**EXERCISE PROMPT:** Copy, from the material below, each line where "list" shows up.

**RECORDS SUPPLIED:**
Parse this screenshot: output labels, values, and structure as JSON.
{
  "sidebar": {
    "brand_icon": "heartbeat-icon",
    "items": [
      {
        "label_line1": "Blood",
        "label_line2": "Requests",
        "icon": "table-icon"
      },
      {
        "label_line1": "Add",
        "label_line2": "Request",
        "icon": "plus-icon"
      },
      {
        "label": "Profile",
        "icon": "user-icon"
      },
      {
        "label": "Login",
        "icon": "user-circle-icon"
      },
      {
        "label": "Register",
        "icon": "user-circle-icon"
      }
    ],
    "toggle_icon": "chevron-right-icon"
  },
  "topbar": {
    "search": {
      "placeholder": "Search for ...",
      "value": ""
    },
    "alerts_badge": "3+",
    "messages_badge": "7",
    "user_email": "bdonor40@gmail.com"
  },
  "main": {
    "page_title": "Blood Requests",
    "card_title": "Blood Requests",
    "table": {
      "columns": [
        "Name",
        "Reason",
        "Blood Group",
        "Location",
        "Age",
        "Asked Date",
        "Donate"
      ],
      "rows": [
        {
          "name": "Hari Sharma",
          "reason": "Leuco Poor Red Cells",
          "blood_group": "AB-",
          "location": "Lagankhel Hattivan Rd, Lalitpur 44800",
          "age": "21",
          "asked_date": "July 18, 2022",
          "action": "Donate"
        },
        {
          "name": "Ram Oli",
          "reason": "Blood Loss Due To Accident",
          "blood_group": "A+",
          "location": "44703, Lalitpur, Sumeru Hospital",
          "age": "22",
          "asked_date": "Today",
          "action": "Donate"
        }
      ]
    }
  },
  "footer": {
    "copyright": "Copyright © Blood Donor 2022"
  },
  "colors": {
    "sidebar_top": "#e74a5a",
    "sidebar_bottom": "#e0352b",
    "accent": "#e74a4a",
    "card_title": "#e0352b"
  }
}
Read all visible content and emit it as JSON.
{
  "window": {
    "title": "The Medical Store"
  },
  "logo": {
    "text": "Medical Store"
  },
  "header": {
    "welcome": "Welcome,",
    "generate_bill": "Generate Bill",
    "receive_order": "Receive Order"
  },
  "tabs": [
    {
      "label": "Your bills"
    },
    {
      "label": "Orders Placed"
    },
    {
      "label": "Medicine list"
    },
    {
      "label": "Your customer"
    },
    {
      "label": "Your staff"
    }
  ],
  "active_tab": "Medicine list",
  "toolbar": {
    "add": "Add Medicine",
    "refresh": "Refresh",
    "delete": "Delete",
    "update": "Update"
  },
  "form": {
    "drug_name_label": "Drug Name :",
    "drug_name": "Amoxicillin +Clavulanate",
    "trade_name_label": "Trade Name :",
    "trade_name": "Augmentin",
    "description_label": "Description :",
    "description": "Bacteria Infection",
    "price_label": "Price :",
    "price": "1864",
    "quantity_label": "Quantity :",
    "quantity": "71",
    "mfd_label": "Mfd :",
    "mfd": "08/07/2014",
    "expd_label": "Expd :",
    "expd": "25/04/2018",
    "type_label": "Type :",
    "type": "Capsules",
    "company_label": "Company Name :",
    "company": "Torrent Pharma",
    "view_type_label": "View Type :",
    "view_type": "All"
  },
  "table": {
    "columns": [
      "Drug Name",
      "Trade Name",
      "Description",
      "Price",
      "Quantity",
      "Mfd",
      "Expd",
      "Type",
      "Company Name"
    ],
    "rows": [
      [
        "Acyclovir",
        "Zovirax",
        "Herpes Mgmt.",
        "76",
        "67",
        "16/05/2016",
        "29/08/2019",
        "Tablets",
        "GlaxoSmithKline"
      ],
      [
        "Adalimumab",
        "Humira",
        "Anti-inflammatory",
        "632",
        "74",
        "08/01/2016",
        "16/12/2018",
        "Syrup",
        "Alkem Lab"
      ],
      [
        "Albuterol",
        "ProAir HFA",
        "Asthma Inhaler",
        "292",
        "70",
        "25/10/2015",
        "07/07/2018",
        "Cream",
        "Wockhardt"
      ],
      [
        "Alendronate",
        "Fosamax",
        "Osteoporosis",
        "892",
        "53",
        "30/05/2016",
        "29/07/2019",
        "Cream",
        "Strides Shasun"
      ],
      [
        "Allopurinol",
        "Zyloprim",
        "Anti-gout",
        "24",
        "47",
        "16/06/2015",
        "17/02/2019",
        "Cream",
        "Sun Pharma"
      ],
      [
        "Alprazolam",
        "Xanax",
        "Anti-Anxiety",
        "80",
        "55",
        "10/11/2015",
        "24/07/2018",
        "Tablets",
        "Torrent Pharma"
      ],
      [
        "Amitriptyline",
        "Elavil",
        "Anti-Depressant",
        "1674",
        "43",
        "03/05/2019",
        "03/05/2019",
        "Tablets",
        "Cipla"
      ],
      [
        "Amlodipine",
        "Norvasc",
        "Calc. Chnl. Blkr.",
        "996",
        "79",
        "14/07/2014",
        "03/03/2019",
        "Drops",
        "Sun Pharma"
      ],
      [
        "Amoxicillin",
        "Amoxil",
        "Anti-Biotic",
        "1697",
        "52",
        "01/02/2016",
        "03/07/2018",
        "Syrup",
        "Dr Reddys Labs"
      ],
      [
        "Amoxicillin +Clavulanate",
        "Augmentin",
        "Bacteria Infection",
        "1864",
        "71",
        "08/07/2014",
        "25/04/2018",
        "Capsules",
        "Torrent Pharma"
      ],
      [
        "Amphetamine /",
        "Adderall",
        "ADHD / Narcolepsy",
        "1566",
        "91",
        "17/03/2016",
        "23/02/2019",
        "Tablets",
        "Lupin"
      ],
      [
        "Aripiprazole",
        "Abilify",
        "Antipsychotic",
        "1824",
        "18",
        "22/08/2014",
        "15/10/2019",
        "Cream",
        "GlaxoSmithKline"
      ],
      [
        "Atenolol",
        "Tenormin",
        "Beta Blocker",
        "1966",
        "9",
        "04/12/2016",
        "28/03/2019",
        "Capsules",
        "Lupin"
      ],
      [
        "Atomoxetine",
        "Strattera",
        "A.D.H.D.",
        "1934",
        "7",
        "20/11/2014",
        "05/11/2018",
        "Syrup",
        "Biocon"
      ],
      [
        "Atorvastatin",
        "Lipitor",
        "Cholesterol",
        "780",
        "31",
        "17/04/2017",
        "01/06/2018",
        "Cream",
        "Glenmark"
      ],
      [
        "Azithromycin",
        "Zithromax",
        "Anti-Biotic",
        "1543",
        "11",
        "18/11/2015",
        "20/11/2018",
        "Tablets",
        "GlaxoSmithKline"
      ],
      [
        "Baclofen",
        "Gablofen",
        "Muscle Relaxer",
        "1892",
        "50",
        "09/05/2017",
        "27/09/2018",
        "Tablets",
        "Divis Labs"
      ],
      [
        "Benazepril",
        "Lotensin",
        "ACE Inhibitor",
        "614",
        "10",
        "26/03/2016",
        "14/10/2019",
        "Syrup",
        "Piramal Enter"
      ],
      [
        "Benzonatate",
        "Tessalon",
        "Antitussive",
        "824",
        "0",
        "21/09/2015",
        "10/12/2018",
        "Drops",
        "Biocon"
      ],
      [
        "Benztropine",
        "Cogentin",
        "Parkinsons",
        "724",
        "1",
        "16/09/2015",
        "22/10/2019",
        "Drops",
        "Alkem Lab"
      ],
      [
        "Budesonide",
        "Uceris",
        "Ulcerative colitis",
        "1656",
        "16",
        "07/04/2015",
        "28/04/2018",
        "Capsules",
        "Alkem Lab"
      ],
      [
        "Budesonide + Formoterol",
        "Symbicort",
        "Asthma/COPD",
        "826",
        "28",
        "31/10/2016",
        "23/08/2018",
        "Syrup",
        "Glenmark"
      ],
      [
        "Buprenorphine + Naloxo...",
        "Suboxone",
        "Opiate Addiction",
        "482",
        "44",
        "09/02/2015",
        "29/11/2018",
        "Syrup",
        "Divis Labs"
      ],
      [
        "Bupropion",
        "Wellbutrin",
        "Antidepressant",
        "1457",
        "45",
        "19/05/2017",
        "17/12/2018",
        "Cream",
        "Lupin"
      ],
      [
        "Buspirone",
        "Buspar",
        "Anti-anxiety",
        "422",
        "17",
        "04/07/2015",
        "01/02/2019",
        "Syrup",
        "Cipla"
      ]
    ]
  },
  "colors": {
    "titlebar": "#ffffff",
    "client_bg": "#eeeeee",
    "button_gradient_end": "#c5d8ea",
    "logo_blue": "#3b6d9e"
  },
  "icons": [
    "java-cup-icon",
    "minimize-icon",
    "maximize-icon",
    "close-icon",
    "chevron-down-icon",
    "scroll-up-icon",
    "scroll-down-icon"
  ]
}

**RESPONSE AREA:**
      "label": "Medicine list"
  "active_tab": "Medicine list",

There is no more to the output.